'''
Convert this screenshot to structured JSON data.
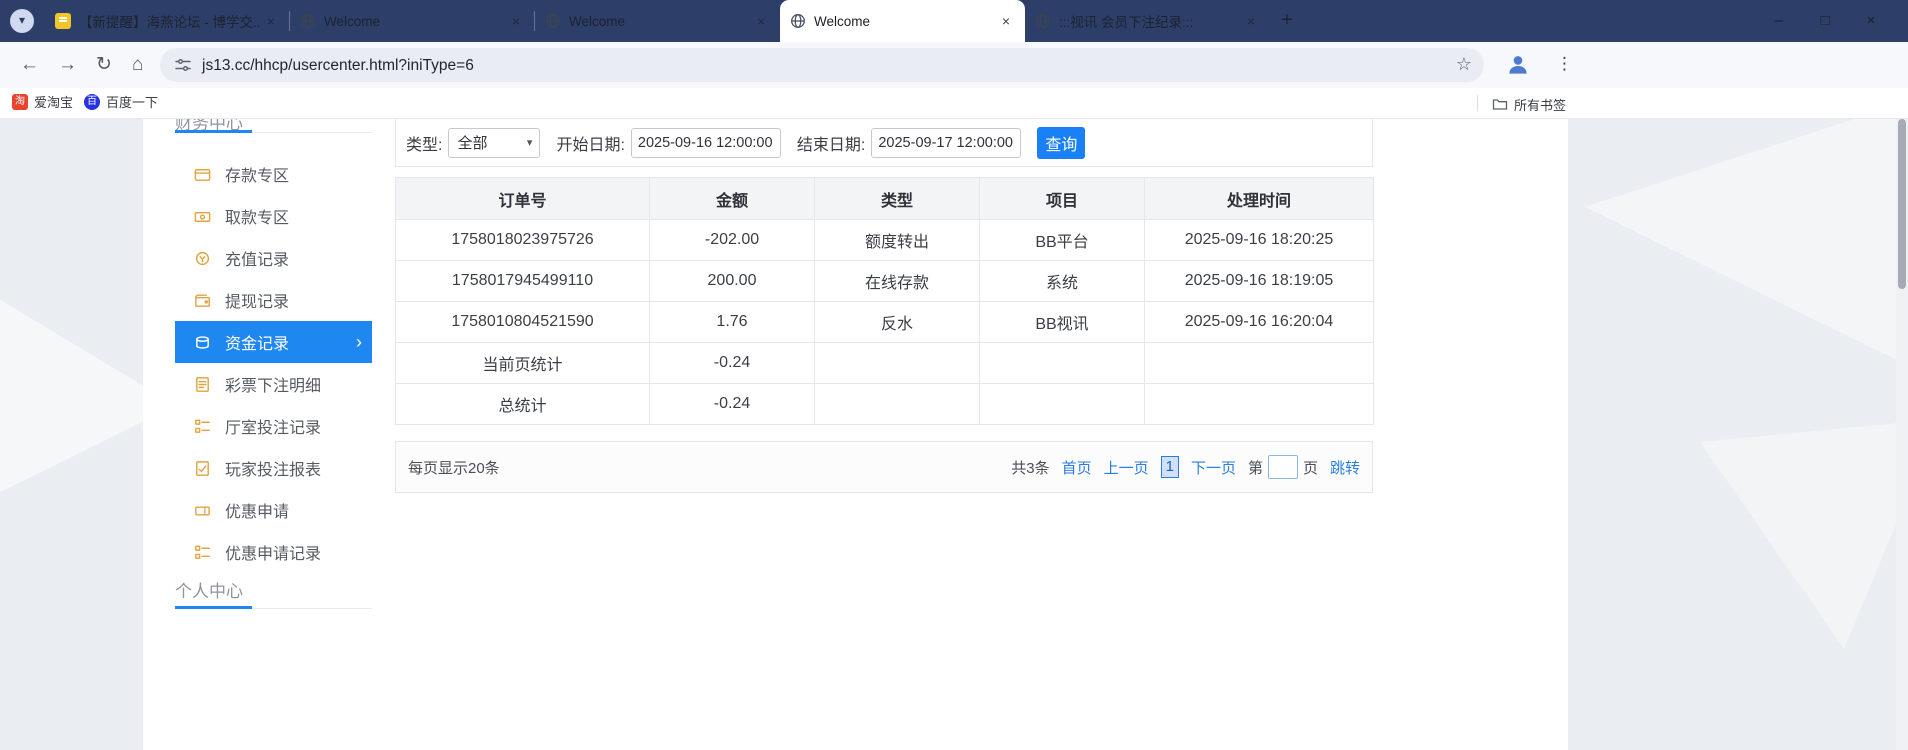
{
  "browser": {
    "tabs": [
      {
        "label": "【新提醒】海燕论坛 - 博学交...",
        "active": false
      },
      {
        "label": "Welcome",
        "active": false
      },
      {
        "label": "Welcome",
        "active": false
      },
      {
        "label": "Welcome",
        "active": true
      },
      {
        "label": ":::视讯 会员下注纪录:::",
        "active": false
      }
    ],
    "url": "js13.cc/hhcp/usercenter.html?iniType=6",
    "bookmarks": [
      {
        "label": "爱淘宝"
      },
      {
        "label": "百度一下"
      }
    ],
    "bookmarks_right_label": "所有书签"
  },
  "icons": {
    "close": "×",
    "plus": "+",
    "back": "←",
    "forward": "→",
    "reload": "↻",
    "home": "⌂",
    "star": "☆",
    "menu_dots": "⋮",
    "minimize": "–",
    "maximize": "□",
    "window_close": "×",
    "chevron_right": "›",
    "chevron_down": "▾",
    "tab_search": "▾",
    "taobao_glyph": "淘",
    "baidu_glyph": "百"
  },
  "sidebar": {
    "section1": "财务中心",
    "items": [
      {
        "label": "存款专区",
        "active": false
      },
      {
        "label": "取款专区",
        "active": false
      },
      {
        "label": "充值记录",
        "active": false
      },
      {
        "label": "提现记录",
        "active": false
      },
      {
        "label": "资金记录",
        "active": true
      },
      {
        "label": "彩票下注明细",
        "active": false
      },
      {
        "label": "厅室投注记录",
        "active": false
      },
      {
        "label": "玩家投注报表",
        "active": false
      },
      {
        "label": "优惠申请",
        "active": false
      },
      {
        "label": "优惠申请记录",
        "active": false
      }
    ],
    "section2": "个人中心"
  },
  "filters": {
    "type_label": "类型:",
    "type_value": "全部",
    "start_label": "开始日期:",
    "start_value": "2025-09-16 12:00:00",
    "end_label": "结束日期:",
    "end_value": "2025-09-17 12:00:00",
    "query_button": "查询"
  },
  "table": {
    "headers": [
      "订单号",
      "金额",
      "类型",
      "项目",
      "处理时间"
    ],
    "rows": [
      [
        "1758018023975726",
        "-202.00",
        "额度转出",
        "BB平台",
        "2025-09-16 18:20:25"
      ],
      [
        "1758017945499110",
        "200.00",
        "在线存款",
        "系统",
        "2025-09-16 18:19:05"
      ],
      [
        "1758010804521590",
        "1.76",
        "反水",
        "BB视讯",
        "2025-09-16 16:20:04"
      ],
      [
        "当前页统计",
        "-0.24",
        "",
        "",
        ""
      ],
      [
        "总统计",
        "-0.24",
        "",
        "",
        ""
      ]
    ]
  },
  "pagination": {
    "per_page": "每页显示20条",
    "total": "共3条",
    "first": "首页",
    "prev": "上一页",
    "current": "1",
    "next": "下一页",
    "page_pre": "第",
    "page_input_value": "",
    "page_post": "页",
    "jump": "跳转"
  },
  "colors": {
    "titlebar": "#2d3f69",
    "sidebar_active": "#1f87f0",
    "button_blue": "#1a80f5",
    "link_blue": "#2a7de1",
    "sidebar_icon_orange": "#e2a33e"
  }
}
'''
**AIM OF THE EXERCISE**
Working from the material above, transcribe it exactly while omitting pictures.

**RESULT OF THIS EXERCISE**
Convert this screenshot to structured JSON data.
{
  "browser": {
    "tabs": [
      {
        "label": "【新提醒】海燕论坛 - 博学交...",
        "active": false
      },
      {
        "label": "Welcome",
        "active": false
      },
      {
        "label": "Welcome",
        "active": false
      },
      {
        "label": "Welcome",
        "active": true
      },
      {
        "label": ":::视讯 会员下注纪录:::",
        "active": false
      }
    ],
    "url": "js13.cc/hhcp/usercenter.html?iniType=6",
    "bookmarks": [
      {
        "label": "爱淘宝"
      },
      {
        "label": "百度一下"
      }
    ],
    "bookmarks_right_label": "所有书签"
  },
  "icons": {
    "close": "×",
    "plus": "+",
    "back": "←",
    "forward": "→",
    "reload": "↻",
    "home": "⌂",
    "star": "☆",
    "menu_dots": "⋮",
    "minimize": "–",
    "maximize": "□",
    "window_close": "×",
    "chevron_right": "›",
    "chevron_down": "▾",
    "tab_search": "▾",
    "taobao_glyph": "淘",
    "baidu_glyph": "百"
  },
  "sidebar": {
    "section1": "财务中心",
    "items": [
      {
        "label": "存款专区",
        "active": false
      },
      {
        "label": "取款专区",
        "active": false
      },
      {
        "label": "充值记录",
        "active": false
      },
      {
        "label": "提现记录",
        "active": false
      },
      {
        "label": "资金记录",
        "active": true
      },
      {
        "label": "彩票下注明细",
        "active": false
      },
      {
        "label": "厅室投注记录",
        "active": false
      },
      {
        "label": "玩家投注报表",
        "active": false
      },
      {
        "label": "优惠申请",
        "active": false
      },
      {
        "label": "优惠申请记录",
        "active": false
      }
    ],
    "section2": "个人中心"
  },
  "filters": {
    "type_label": "类型:",
    "type_value": "全部",
    "start_label": "开始日期:",
    "start_value": "2025-09-16 12:00:00",
    "end_label": "结束日期:",
    "end_value": "2025-09-17 12:00:00",
    "query_button": "查询"
  },
  "table": {
    "headers": [
      "订单号",
      "金额",
      "类型",
      "项目",
      "处理时间"
    ],
    "rows": [
      [
        "1758018023975726",
        "-202.00",
        "额度转出",
        "BB平台",
        "2025-09-16 18:20:25"
      ],
      [
        "1758017945499110",
        "200.00",
        "在线存款",
        "系统",
        "2025-09-16 18:19:05"
      ],
      [
        "1758010804521590",
        "1.76",
        "反水",
        "BB视讯",
        "2025-09-16 16:20:04"
      ],
      [
        "当前页统计",
        "-0.24",
        "",
        "",
        ""
      ],
      [
        "总统计",
        "-0.24",
        "",
        "",
        ""
      ]
    ]
  },
  "pagination": {
    "per_page": "每页显示20条",
    "total": "共3条",
    "first": "首页",
    "prev": "上一页",
    "current": "1",
    "next": "下一页",
    "page_pre": "第",
    "page_input_value": "",
    "page_post": "页",
    "jump": "跳转"
  },
  "colors": {
    "titlebar": "#2d3f69",
    "sidebar_active": "#1f87f0",
    "button_blue": "#1a80f5",
    "link_blue": "#2a7de1",
    "sidebar_icon_orange": "#e2a33e"
  }
}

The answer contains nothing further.